Task brief
Your task is to repeat the entries underneath exactly, minus the pictures.

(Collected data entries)
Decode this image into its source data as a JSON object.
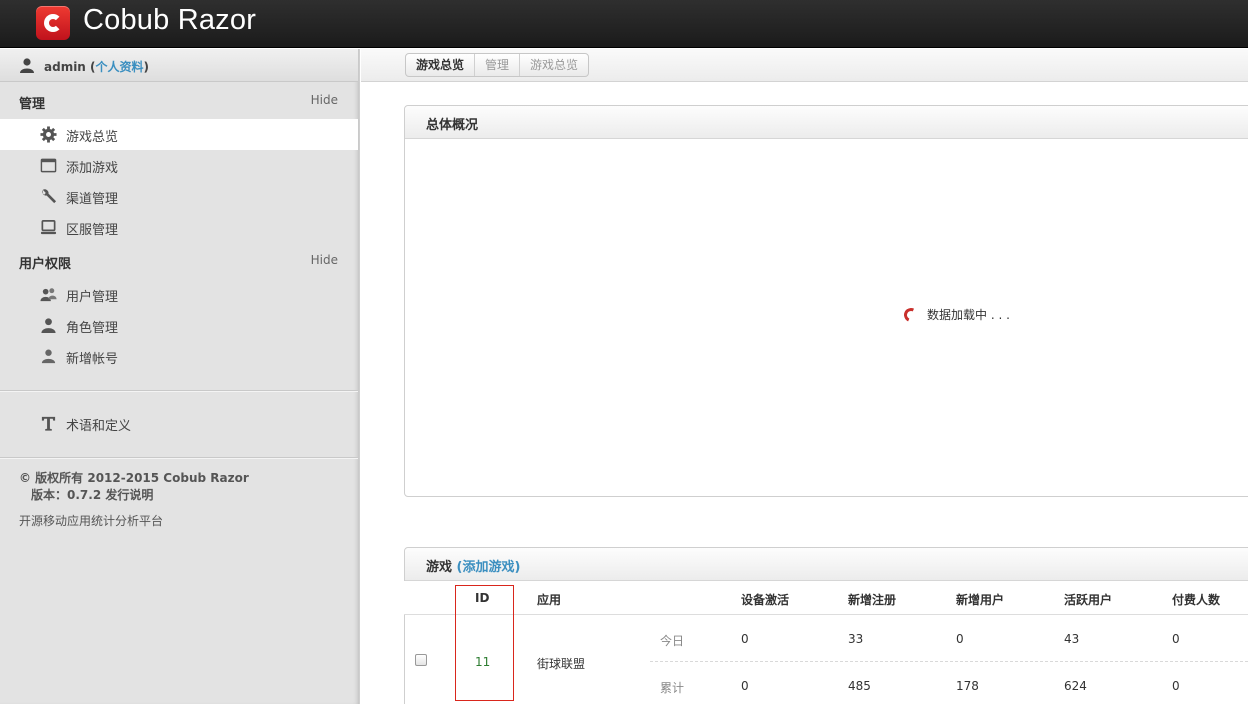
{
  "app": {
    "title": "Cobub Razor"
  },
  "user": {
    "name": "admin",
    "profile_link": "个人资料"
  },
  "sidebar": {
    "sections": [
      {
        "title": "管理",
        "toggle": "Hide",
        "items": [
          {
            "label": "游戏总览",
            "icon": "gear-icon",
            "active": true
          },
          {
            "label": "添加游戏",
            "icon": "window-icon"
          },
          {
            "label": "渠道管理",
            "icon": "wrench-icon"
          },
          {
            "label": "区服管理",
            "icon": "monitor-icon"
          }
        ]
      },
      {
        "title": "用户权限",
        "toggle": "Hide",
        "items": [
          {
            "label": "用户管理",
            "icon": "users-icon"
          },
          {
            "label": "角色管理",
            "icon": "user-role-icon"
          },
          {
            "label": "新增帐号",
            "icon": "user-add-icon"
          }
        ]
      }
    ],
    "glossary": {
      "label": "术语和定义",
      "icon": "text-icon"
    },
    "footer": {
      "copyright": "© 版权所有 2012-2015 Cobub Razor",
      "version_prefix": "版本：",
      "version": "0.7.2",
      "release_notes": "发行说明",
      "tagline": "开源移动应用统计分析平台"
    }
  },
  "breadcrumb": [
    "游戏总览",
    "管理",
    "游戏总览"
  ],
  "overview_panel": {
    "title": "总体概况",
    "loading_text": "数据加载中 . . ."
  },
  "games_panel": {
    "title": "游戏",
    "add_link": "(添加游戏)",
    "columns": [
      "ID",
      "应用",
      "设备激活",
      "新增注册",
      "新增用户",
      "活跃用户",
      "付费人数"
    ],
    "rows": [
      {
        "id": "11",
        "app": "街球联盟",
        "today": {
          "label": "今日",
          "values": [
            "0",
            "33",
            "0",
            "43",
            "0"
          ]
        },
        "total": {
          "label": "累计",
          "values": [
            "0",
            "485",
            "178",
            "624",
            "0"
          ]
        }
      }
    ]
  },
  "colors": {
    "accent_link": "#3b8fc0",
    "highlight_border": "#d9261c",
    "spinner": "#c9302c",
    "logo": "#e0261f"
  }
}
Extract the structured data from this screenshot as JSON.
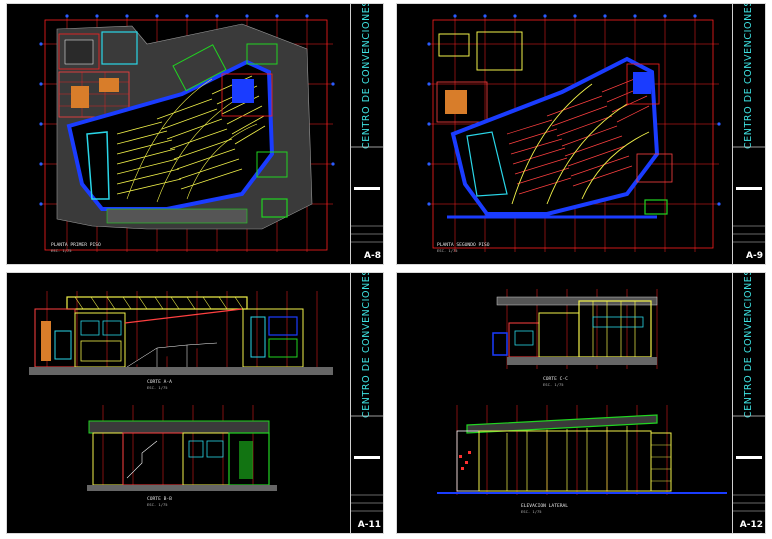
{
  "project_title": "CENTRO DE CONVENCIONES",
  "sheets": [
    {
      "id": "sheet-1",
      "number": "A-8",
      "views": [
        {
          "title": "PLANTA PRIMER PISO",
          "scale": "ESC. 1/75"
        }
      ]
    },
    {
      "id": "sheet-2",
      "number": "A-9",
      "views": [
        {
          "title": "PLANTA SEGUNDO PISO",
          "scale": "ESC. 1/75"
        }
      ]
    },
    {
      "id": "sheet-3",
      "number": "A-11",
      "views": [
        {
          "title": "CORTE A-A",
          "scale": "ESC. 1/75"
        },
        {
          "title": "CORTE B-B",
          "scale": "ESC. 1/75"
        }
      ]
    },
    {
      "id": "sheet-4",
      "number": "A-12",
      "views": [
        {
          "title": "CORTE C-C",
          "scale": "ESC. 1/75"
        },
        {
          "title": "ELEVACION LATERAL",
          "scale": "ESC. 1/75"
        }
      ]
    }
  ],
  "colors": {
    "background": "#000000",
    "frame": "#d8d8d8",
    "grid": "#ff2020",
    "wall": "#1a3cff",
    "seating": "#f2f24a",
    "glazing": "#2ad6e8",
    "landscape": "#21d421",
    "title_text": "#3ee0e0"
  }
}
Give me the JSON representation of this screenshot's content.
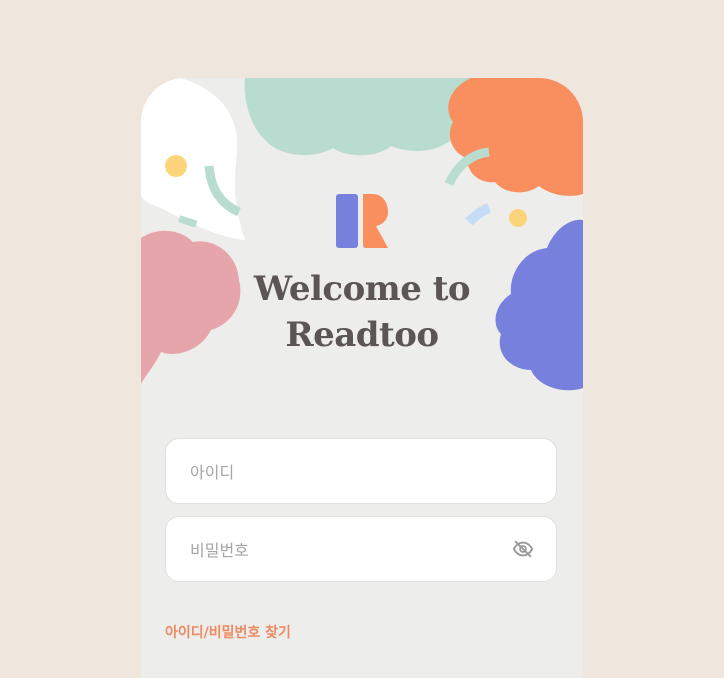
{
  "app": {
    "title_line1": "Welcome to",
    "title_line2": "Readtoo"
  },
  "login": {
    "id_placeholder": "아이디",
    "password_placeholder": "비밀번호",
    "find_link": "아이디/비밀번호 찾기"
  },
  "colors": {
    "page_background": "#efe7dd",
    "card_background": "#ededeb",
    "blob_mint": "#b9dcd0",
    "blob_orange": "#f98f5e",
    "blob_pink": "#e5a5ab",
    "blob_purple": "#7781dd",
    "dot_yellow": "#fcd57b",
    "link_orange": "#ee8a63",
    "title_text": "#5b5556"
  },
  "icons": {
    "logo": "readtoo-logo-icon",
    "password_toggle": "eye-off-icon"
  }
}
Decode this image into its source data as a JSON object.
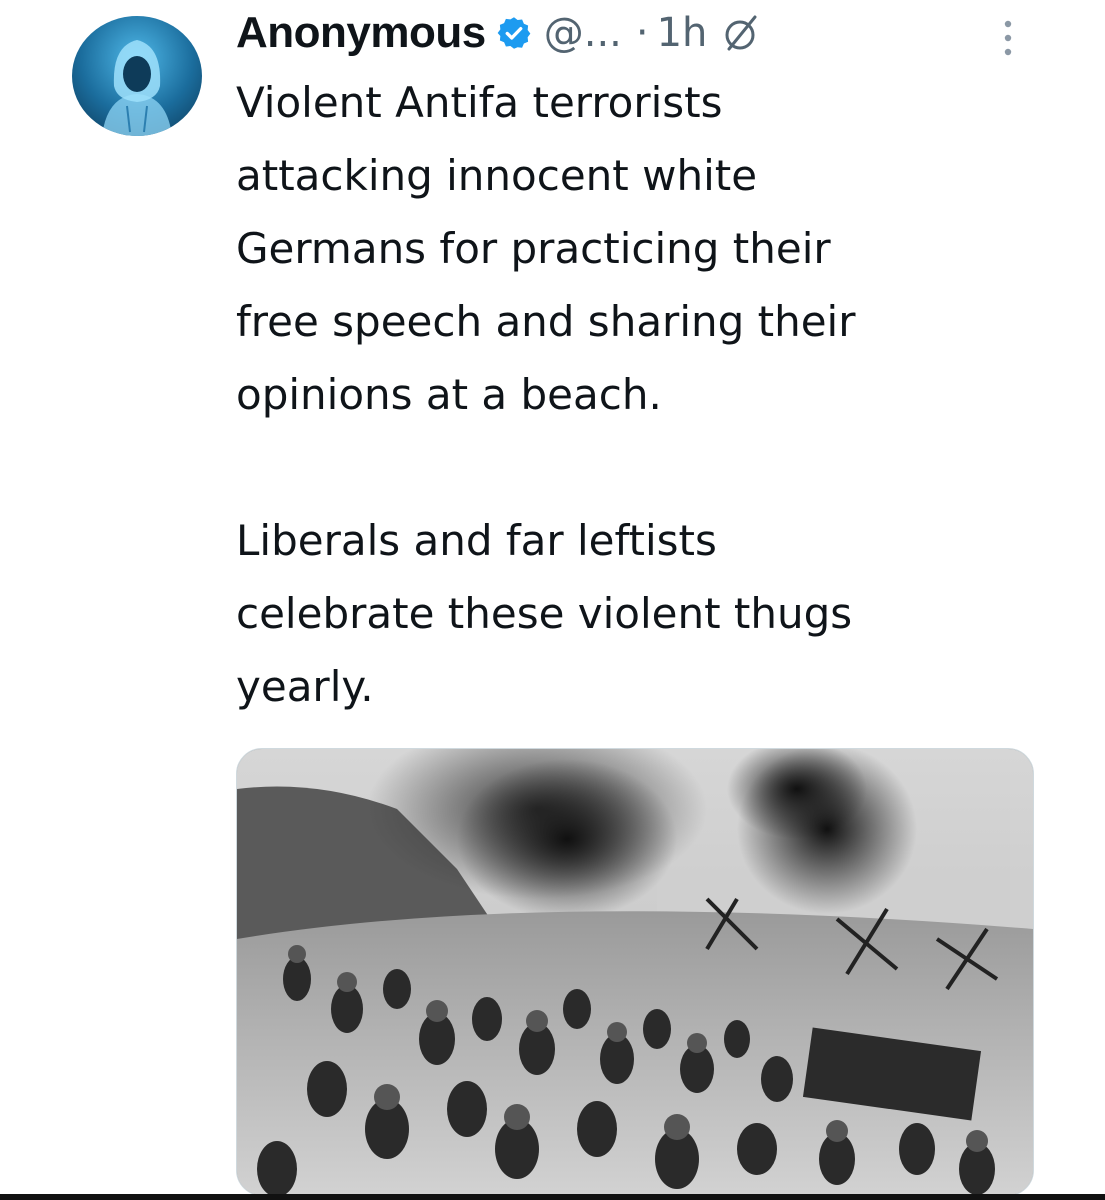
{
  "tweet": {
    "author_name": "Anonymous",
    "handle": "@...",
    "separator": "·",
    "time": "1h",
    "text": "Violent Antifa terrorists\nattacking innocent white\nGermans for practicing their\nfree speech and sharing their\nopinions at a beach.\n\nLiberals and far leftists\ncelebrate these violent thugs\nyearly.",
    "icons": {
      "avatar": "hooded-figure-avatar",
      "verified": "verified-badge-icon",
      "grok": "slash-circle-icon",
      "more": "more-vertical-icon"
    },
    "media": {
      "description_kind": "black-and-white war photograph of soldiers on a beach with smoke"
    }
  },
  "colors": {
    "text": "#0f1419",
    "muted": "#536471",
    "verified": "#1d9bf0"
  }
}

Solution to this exercise
Decode this image into its source data as a JSON object.
{
  "app": {
    "title": "Cobub Razor"
  },
  "user": {
    "name": "admin",
    "profile_link": "个人资料"
  },
  "sidebar": {
    "sections": [
      {
        "title": "管理",
        "toggle": "Hide",
        "items": [
          {
            "label": "游戏总览",
            "icon": "gear-icon",
            "active": true
          },
          {
            "label": "添加游戏",
            "icon": "window-icon"
          },
          {
            "label": "渠道管理",
            "icon": "wrench-icon"
          },
          {
            "label": "区服管理",
            "icon": "monitor-icon"
          }
        ]
      },
      {
        "title": "用户权限",
        "toggle": "Hide",
        "items": [
          {
            "label": "用户管理",
            "icon": "users-icon"
          },
          {
            "label": "角色管理",
            "icon": "user-role-icon"
          },
          {
            "label": "新增帐号",
            "icon": "user-add-icon"
          }
        ]
      }
    ],
    "glossary": {
      "label": "术语和定义",
      "icon": "text-icon"
    },
    "footer": {
      "copyright": "© 版权所有 2012-2015 Cobub Razor",
      "version_prefix": "版本：",
      "version": "0.7.2",
      "release_notes": "发行说明",
      "tagline": "开源移动应用统计分析平台"
    }
  },
  "breadcrumb": [
    "游戏总览",
    "管理",
    "游戏总览"
  ],
  "overview_panel": {
    "title": "总体概况",
    "loading_text": "数据加载中 . . ."
  },
  "games_panel": {
    "title": "游戏",
    "add_link": "(添加游戏)",
    "columns": [
      "ID",
      "应用",
      "设备激活",
      "新增注册",
      "新增用户",
      "活跃用户",
      "付费人数"
    ],
    "rows": [
      {
        "id": "11",
        "app": "街球联盟",
        "today": {
          "label": "今日",
          "values": [
            "0",
            "33",
            "0",
            "43",
            "0"
          ]
        },
        "total": {
          "label": "累计",
          "values": [
            "0",
            "485",
            "178",
            "624",
            "0"
          ]
        }
      }
    ]
  },
  "colors": {
    "accent_link": "#3b8fc0",
    "highlight_border": "#d9261c",
    "spinner": "#c9302c",
    "logo": "#e0261f"
  }
}
Extract the structured data from this screenshot as JSON.
{
  "project_title": "CENTRO DE CONVENCIONES",
  "sheets": [
    {
      "id": "sheet-1",
      "number": "A-8",
      "views": [
        {
          "title": "PLANTA PRIMER PISO",
          "scale": "ESC. 1/75"
        }
      ]
    },
    {
      "id": "sheet-2",
      "number": "A-9",
      "views": [
        {
          "title": "PLANTA SEGUNDO PISO",
          "scale": "ESC. 1/75"
        }
      ]
    },
    {
      "id": "sheet-3",
      "number": "A-11",
      "views": [
        {
          "title": "CORTE A-A",
          "scale": "ESC. 1/75"
        },
        {
          "title": "CORTE B-B",
          "scale": "ESC. 1/75"
        }
      ]
    },
    {
      "id": "sheet-4",
      "number": "A-12",
      "views": [
        {
          "title": "CORTE C-C",
          "scale": "ESC. 1/75"
        },
        {
          "title": "ELEVACION LATERAL",
          "scale": "ESC. 1/75"
        }
      ]
    }
  ],
  "colors": {
    "background": "#000000",
    "frame": "#d8d8d8",
    "grid": "#ff2020",
    "wall": "#1a3cff",
    "seating": "#f2f24a",
    "glazing": "#2ad6e8",
    "landscape": "#21d421",
    "title_text": "#3ee0e0"
  }
}
Give me the JSON representation of this screenshot's content.
{
  "app": {
    "title_line1": "Welcome to",
    "title_line2": "Readtoo"
  },
  "login": {
    "id_placeholder": "아이디",
    "password_placeholder": "비밀번호",
    "find_link": "아이디/비밀번호 찾기"
  },
  "colors": {
    "page_background": "#efe7dd",
    "card_background": "#ededeb",
    "blob_mint": "#b9dcd0",
    "blob_orange": "#f98f5e",
    "blob_pink": "#e5a5ab",
    "blob_purple": "#7781dd",
    "dot_yellow": "#fcd57b",
    "link_orange": "#ee8a63",
    "title_text": "#5b5556"
  },
  "icons": {
    "logo": "readtoo-logo-icon",
    "password_toggle": "eye-off-icon"
  }
}
Decode this image into its source data as a JSON object.
{
  "tweet": {
    "author_name": "Anonymous",
    "handle": "@...",
    "separator": "·",
    "time": "1h",
    "text": "Violent Antifa terrorists\nattacking innocent white\nGermans for practicing their\nfree speech and sharing their\nopinions at a beach.\n\nLiberals and far leftists\ncelebrate these violent thugs\nyearly.",
    "icons": {
      "avatar": "hooded-figure-avatar",
      "verified": "verified-badge-icon",
      "grok": "slash-circle-icon",
      "more": "more-vertical-icon"
    },
    "media": {
      "description_kind": "black-and-white war photograph of soldiers on a beach with smoke"
    }
  },
  "colors": {
    "text": "#0f1419",
    "muted": "#536471",
    "verified": "#1d9bf0"
  }
}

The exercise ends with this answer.